**WHAT THE EXERCISE ASKS:**
All records below must be retyped exactly.

Dataset excerpt:
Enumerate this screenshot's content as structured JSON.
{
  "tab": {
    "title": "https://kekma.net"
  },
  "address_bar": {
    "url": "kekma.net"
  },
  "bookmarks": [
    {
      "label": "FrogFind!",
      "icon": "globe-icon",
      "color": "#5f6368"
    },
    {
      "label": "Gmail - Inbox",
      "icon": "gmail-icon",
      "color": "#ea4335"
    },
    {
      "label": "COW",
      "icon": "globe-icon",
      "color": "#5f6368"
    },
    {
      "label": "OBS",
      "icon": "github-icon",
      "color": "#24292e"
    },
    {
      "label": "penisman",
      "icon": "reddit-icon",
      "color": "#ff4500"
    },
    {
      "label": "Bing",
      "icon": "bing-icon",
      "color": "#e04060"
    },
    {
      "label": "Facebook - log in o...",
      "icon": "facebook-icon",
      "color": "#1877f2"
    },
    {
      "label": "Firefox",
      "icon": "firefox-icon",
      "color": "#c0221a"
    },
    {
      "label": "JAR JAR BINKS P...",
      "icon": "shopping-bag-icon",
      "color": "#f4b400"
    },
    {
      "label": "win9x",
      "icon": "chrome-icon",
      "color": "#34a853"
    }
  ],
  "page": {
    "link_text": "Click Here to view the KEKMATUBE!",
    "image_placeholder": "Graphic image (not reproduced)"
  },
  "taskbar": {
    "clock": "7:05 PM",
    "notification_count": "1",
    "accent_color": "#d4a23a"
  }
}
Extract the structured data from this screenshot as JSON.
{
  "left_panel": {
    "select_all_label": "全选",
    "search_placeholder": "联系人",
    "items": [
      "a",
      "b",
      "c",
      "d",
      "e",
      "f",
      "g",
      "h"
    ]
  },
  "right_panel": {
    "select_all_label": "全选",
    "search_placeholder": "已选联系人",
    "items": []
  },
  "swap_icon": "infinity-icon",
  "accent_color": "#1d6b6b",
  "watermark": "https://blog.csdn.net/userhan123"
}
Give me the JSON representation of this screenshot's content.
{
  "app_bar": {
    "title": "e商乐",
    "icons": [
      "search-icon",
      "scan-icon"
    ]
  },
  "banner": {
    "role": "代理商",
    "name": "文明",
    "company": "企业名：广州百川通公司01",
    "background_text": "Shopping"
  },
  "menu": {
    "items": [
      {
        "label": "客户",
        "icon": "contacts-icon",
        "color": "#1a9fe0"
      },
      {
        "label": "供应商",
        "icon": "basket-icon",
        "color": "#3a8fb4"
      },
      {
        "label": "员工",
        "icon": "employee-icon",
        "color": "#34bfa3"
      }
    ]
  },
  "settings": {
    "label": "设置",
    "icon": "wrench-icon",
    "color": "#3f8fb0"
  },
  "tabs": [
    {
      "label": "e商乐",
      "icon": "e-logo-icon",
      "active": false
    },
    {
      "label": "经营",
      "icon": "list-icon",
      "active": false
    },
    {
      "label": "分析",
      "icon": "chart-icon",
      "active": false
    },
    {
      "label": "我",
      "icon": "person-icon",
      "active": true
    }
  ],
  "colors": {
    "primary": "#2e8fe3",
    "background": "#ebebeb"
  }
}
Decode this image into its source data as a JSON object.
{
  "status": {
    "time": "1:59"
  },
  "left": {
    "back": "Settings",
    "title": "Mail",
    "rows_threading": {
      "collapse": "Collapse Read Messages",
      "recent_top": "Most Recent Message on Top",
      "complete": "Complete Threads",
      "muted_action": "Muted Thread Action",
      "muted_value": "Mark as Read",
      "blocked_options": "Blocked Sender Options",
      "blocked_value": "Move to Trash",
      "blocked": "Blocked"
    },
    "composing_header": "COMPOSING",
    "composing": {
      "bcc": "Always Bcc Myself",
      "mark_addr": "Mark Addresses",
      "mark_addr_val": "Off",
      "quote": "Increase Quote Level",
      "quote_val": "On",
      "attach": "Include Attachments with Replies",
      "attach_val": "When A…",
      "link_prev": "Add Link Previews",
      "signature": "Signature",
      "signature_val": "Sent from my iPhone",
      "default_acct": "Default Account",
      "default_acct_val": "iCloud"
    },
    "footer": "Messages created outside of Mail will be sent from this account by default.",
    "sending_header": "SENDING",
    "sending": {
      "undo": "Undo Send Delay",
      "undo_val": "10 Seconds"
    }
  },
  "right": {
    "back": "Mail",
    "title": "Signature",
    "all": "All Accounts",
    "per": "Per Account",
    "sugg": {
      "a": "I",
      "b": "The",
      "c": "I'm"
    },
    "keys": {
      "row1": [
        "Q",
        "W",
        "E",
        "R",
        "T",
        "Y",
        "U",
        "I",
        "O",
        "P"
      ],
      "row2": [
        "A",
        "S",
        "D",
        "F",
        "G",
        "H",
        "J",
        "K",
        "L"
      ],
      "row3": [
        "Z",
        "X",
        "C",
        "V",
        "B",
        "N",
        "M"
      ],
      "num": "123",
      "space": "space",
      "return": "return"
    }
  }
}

**COMPLETE ANSWER:**
Enumerate this screenshot's content as structured JSON.
{
  "tab": {
    "title": "https://kekma.net"
  },
  "address_bar": {
    "url": "kekma.net"
  },
  "bookmarks": [
    {
      "label": "FrogFind!",
      "icon": "globe-icon",
      "color": "#5f6368"
    },
    {
      "label": "Gmail - Inbox",
      "icon": "gmail-icon",
      "color": "#ea4335"
    },
    {
      "label": "COW",
      "icon": "globe-icon",
      "color": "#5f6368"
    },
    {
      "label": "OBS",
      "icon": "github-icon",
      "color": "#24292e"
    },
    {
      "label": "penisman",
      "icon": "reddit-icon",
      "color": "#ff4500"
    },
    {
      "label": "Bing",
      "icon": "bing-icon",
      "color": "#e04060"
    },
    {
      "label": "Facebook - log in o...",
      "icon": "facebook-icon",
      "color": "#1877f2"
    },
    {
      "label": "Firefox",
      "icon": "firefox-icon",
      "color": "#c0221a"
    },
    {
      "label": "JAR JAR BINKS P...",
      "icon": "shopping-bag-icon",
      "color": "#f4b400"
    },
    {
      "label": "win9x",
      "icon": "chrome-icon",
      "color": "#34a853"
    }
  ],
  "page": {
    "link_text": "Click Here to view the KEKMATUBE!",
    "image_placeholder": "Graphic image (not reproduced)"
  },
  "taskbar": {
    "clock": "7:05 PM",
    "notification_count": "1",
    "accent_color": "#d4a23a"
  }
}
Extract the structured data from this screenshot as JSON.
{
  "left_panel": {
    "select_all_label": "全选",
    "search_placeholder": "联系人",
    "items": [
      "a",
      "b",
      "c",
      "d",
      "e",
      "f",
      "g",
      "h"
    ]
  },
  "right_panel": {
    "select_all_label": "全选",
    "search_placeholder": "已选联系人",
    "items": []
  },
  "swap_icon": "infinity-icon",
  "accent_color": "#1d6b6b",
  "watermark": "https://blog.csdn.net/userhan123"
}
Give me the JSON representation of this screenshot's content.
{
  "app_bar": {
    "title": "e商乐",
    "icons": [
      "search-icon",
      "scan-icon"
    ]
  },
  "banner": {
    "role": "代理商",
    "name": "文明",
    "company": "企业名：广州百川通公司01",
    "background_text": "Shopping"
  },
  "menu": {
    "items": [
      {
        "label": "客户",
        "icon": "contacts-icon",
        "color": "#1a9fe0"
      },
      {
        "label": "供应商",
        "icon": "basket-icon",
        "color": "#3a8fb4"
      },
      {
        "label": "员工",
        "icon": "employee-icon",
        "color": "#34bfa3"
      }
    ]
  },
  "settings": {
    "label": "设置",
    "icon": "wrench-icon",
    "color": "#3f8fb0"
  },
  "tabs": [
    {
      "label": "e商乐",
      "icon": "e-logo-icon",
      "active": false
    },
    {
      "label": "经营",
      "icon": "list-icon",
      "active": false
    },
    {
      "label": "分析",
      "icon": "chart-icon",
      "active": false
    },
    {
      "label": "我",
      "icon": "person-icon",
      "active": true
    }
  ],
  "colors": {
    "primary": "#2e8fe3",
    "background": "#ebebeb"
  }
}
Decode this image into its source data as a JSON object.
{
  "status": {
    "time": "1:59"
  },
  "left": {
    "back": "Settings",
    "title": "Mail",
    "rows_threading": {
      "collapse": "Collapse Read Messages",
      "recent_top": "Most Recent Message on Top",
      "complete": "Complete Threads",
      "muted_action": "Muted Thread Action",
      "muted_value": "Mark as Read",
      "blocked_options": "Blocked Sender Options",
      "blocked_value": "Move to Trash",
      "blocked": "Blocked"
    },
    "composing_header": "COMPOSING",
    "composing": {
      "bcc": "Always Bcc Myself",
      "mark_addr": "Mark Addresses",
      "mark_addr_val": "Off",
      "quote": "Increase Quote Level",
      "quote_val": "On",
      "attach": "Include Attachments with Replies",
      "attach_val": "When A…",
      "link_prev": "Add Link Previews",
      "signature": "Signature",
      "signature_val": "Sent from my iPhone",
      "default_acct": "Default Account",
      "default_acct_val": "iCloud"
    },
    "footer": "Messages created outside of Mail will be sent from this account by default.",
    "sending_header": "SENDING",
    "sending": {
      "undo": "Undo Send Delay",
      "undo_val": "10 Seconds"
    }
  },
  "right": {
    "back": "Mail",
    "title": "Signature",
    "all": "All Accounts",
    "per": "Per Account",
    "sugg": {
      "a": "I",
      "b": "The",
      "c": "I'm"
    },
    "keys": {
      "row1": [
        "Q",
        "W",
        "E",
        "R",
        "T",
        "Y",
        "U",
        "I",
        "O",
        "P"
      ],
      "row2": [
        "A",
        "S",
        "D",
        "F",
        "G",
        "H",
        "J",
        "K",
        "L"
      ],
      "row3": [
        "Z",
        "X",
        "C",
        "V",
        "B",
        "N",
        "M"
      ],
      "num": "123",
      "space": "space",
      "return": "return"
    }
  }
}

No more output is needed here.